### MATERIAL FOR THIS EXERCISE
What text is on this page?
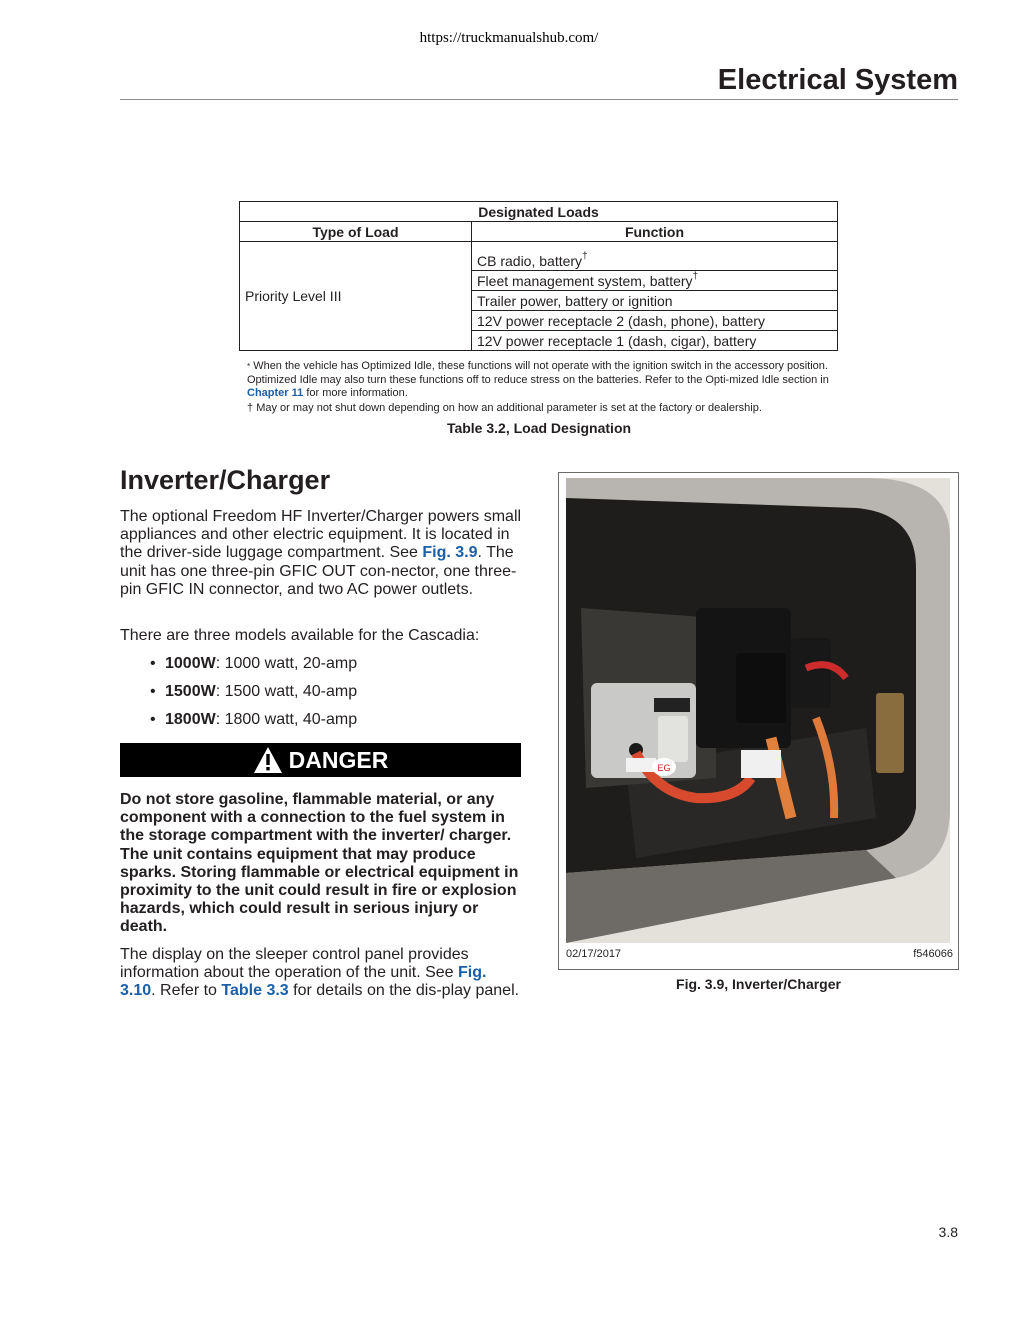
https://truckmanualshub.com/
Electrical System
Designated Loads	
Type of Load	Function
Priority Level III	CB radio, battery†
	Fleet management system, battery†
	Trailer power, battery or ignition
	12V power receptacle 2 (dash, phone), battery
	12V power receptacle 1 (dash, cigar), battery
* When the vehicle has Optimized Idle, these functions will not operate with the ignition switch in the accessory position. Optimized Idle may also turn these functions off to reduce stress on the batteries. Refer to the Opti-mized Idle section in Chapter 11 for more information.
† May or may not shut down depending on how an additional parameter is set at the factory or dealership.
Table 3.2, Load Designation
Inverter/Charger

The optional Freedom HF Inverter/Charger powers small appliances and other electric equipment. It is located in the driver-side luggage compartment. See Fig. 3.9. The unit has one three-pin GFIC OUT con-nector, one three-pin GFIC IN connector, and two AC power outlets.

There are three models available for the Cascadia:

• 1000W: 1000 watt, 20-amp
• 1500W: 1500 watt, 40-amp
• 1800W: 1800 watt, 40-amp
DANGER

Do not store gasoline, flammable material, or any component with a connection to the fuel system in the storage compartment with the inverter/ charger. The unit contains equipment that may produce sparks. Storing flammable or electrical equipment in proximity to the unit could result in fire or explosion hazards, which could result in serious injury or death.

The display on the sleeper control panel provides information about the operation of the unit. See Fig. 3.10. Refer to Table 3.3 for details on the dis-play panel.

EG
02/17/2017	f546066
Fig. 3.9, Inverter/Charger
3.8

### WHAT THIS TASK INVOLVES
From the records above, pull out each line that has "watt".

### RESPONSE TO THE EXERCISE
• 1000W: 1000 watt, 20-amp
• 1500W: 1500 watt, 40-amp
• 1800W: 1800 watt, 40-amp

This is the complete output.